WHAT TO PRODUCE
Sift the material for lines containing "every", and return them.

TASK INPUT
▽
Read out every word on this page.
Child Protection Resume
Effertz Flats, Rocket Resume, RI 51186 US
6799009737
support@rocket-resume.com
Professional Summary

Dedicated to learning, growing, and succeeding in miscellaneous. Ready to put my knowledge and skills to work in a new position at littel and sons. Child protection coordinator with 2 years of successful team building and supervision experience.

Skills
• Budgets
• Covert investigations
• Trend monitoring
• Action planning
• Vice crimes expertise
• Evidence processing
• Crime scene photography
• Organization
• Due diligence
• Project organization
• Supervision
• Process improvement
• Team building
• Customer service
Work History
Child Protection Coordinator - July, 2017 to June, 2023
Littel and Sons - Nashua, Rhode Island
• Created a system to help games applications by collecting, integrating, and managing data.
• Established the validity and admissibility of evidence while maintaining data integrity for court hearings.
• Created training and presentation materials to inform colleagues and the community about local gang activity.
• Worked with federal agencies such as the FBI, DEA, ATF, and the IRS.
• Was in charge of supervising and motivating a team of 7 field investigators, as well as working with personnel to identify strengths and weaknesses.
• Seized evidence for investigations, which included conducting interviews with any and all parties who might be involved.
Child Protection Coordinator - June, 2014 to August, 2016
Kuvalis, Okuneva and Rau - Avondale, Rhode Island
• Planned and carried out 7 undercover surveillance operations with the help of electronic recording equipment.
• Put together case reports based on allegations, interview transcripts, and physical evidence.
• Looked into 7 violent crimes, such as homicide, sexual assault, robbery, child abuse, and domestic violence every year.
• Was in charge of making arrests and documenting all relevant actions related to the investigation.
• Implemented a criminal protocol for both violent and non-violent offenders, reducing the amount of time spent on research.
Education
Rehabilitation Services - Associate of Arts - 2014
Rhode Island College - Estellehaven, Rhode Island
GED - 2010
△
ANSWER TO THE PROBLEM
Read out every word on this page.
• Looked into 7 violent crimes, such as homicide, sexual assault, robbery, child abuse, and domestic violence every year.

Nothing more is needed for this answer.